# Work to do
Copy the data below exactly, omitting any picture it contains.
══════════════════════════════
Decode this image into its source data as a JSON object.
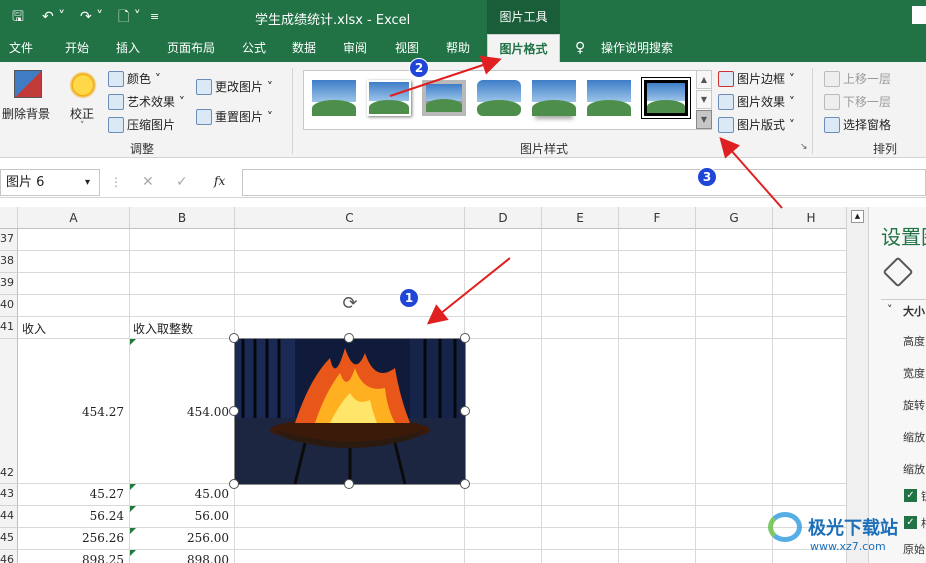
{
  "title_bar": {
    "doc_title": "学生成绩统计.xlsx  -  Excel",
    "context_tool": "图片工具",
    "qa_save": "🖫",
    "qa_undo": "↶ ˅",
    "qa_redo": "↷ ˅",
    "qa_preview": "🗋 ˅",
    "qa_more": "≡"
  },
  "menu": {
    "tabs": [
      "文件",
      "开始",
      "插入",
      "页面布局",
      "公式",
      "数据",
      "审阅",
      "视图",
      "帮助",
      "图片格式",
      "操作说明搜索"
    ],
    "active": "图片格式",
    "search_icon": "lightbulb-icon"
  },
  "ribbon": {
    "remove_bg": "删除背景",
    "corrections": "校正",
    "color": "颜色 ˅",
    "art_effects": "艺术效果 ˅",
    "compress": "压缩图片",
    "change_picture": "更改图片 ˅",
    "reset_picture": "重置图片 ˅",
    "group_adjust": "调整",
    "group_styles": "图片样式",
    "picture_border": "图片边框 ˅",
    "picture_effects": "图片效果 ˅",
    "picture_layout": "图片版式 ˅",
    "bring_forward": "上移一层",
    "send_backward": "下移一层",
    "selection_pane": "选择窗格",
    "group_arrange": "排列",
    "gallery_up": "▲",
    "gallery_down": "▼",
    "gallery_more": "▼",
    "launcher": "↘"
  },
  "formula_bar": {
    "name_box": "图片 6",
    "name_dropdown": "▾",
    "more": "⋮",
    "cancel": "✕",
    "enter": "✓",
    "fx": "fx",
    "value": ""
  },
  "columns": [
    "A",
    "B",
    "C",
    "D",
    "E",
    "F",
    "G",
    "H"
  ],
  "rows": [
    {
      "num": "37",
      "a": "",
      "b": ""
    },
    {
      "num": "38",
      "a": "",
      "b": ""
    },
    {
      "num": "39",
      "a": "",
      "b": ""
    },
    {
      "num": "40",
      "a": "",
      "b": ""
    },
    {
      "num": "41",
      "a": "收入",
      "b": "收入取整数"
    },
    {
      "num": "42",
      "a": "454.27",
      "b": "454.00"
    },
    {
      "num": "43",
      "a": "45.27",
      "b": "45.00"
    },
    {
      "num": "44",
      "a": "56.24",
      "b": "56.00"
    },
    {
      "num": "45",
      "a": "256.26",
      "b": "256.00"
    },
    {
      "num": "46",
      "a": "898.25",
      "b": "898.00"
    }
  ],
  "side_pane": {
    "title": "设置图",
    "section": "大小",
    "height": "高度",
    "width": "宽度",
    "rotation": "旋转",
    "scale_h": "缩放",
    "scale_w": "缩放",
    "lock": "锁",
    "relative": "相",
    "original": "原始"
  },
  "annotations": {
    "badge1": "1",
    "badge2": "2",
    "badge3": "3"
  },
  "picture": {
    "content": "burning fire pit at night"
  },
  "watermark": {
    "text": "极光下载站",
    "url": "www.xz7.com"
  },
  "colors": {
    "excel_green": "#217346",
    "badge_blue": "#1f46d6",
    "arrow_red": "#e02020"
  }
}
══════════════════════════════
# Worked answer
Decode this image into its source data as a JSON object.
{
  "title_bar": {
    "doc_title": "学生成绩统计.xlsx  -  Excel",
    "context_tool": "图片工具",
    "qa_save": "🖫",
    "qa_undo": "↶ ˅",
    "qa_redo": "↷ ˅",
    "qa_preview": "🗋 ˅",
    "qa_more": "≡"
  },
  "menu": {
    "tabs": [
      "文件",
      "开始",
      "插入",
      "页面布局",
      "公式",
      "数据",
      "审阅",
      "视图",
      "帮助",
      "图片格式",
      "操作说明搜索"
    ],
    "active": "图片格式",
    "search_icon": "lightbulb-icon"
  },
  "ribbon": {
    "remove_bg": "删除背景",
    "corrections": "校正",
    "color": "颜色 ˅",
    "art_effects": "艺术效果 ˅",
    "compress": "压缩图片",
    "change_picture": "更改图片 ˅",
    "reset_picture": "重置图片 ˅",
    "group_adjust": "调整",
    "group_styles": "图片样式",
    "picture_border": "图片边框 ˅",
    "picture_effects": "图片效果 ˅",
    "picture_layout": "图片版式 ˅",
    "bring_forward": "上移一层",
    "send_backward": "下移一层",
    "selection_pane": "选择窗格",
    "group_arrange": "排列",
    "gallery_up": "▲",
    "gallery_down": "▼",
    "gallery_more": "▼",
    "launcher": "↘"
  },
  "formula_bar": {
    "name_box": "图片 6",
    "name_dropdown": "▾",
    "more": "⋮",
    "cancel": "✕",
    "enter": "✓",
    "fx": "fx",
    "value": ""
  },
  "columns": [
    "A",
    "B",
    "C",
    "D",
    "E",
    "F",
    "G",
    "H"
  ],
  "rows": [
    {
      "num": "37",
      "a": "",
      "b": ""
    },
    {
      "num": "38",
      "a": "",
      "b": ""
    },
    {
      "num": "39",
      "a": "",
      "b": ""
    },
    {
      "num": "40",
      "a": "",
      "b": ""
    },
    {
      "num": "41",
      "a": "收入",
      "b": "收入取整数"
    },
    {
      "num": "42",
      "a": "454.27",
      "b": "454.00"
    },
    {
      "num": "43",
      "a": "45.27",
      "b": "45.00"
    },
    {
      "num": "44",
      "a": "56.24",
      "b": "56.00"
    },
    {
      "num": "45",
      "a": "256.26",
      "b": "256.00"
    },
    {
      "num": "46",
      "a": "898.25",
      "b": "898.00"
    }
  ],
  "side_pane": {
    "title": "设置图",
    "section": "大小",
    "height": "高度",
    "width": "宽度",
    "rotation": "旋转",
    "scale_h": "缩放",
    "scale_w": "缩放",
    "lock": "锁",
    "relative": "相",
    "original": "原始"
  },
  "annotations": {
    "badge1": "1",
    "badge2": "2",
    "badge3": "3"
  },
  "picture": {
    "content": "burning fire pit at night"
  },
  "watermark": {
    "text": "极光下载站",
    "url": "www.xz7.com"
  },
  "colors": {
    "excel_green": "#217346",
    "badge_blue": "#1f46d6",
    "arrow_red": "#e02020"
  }
}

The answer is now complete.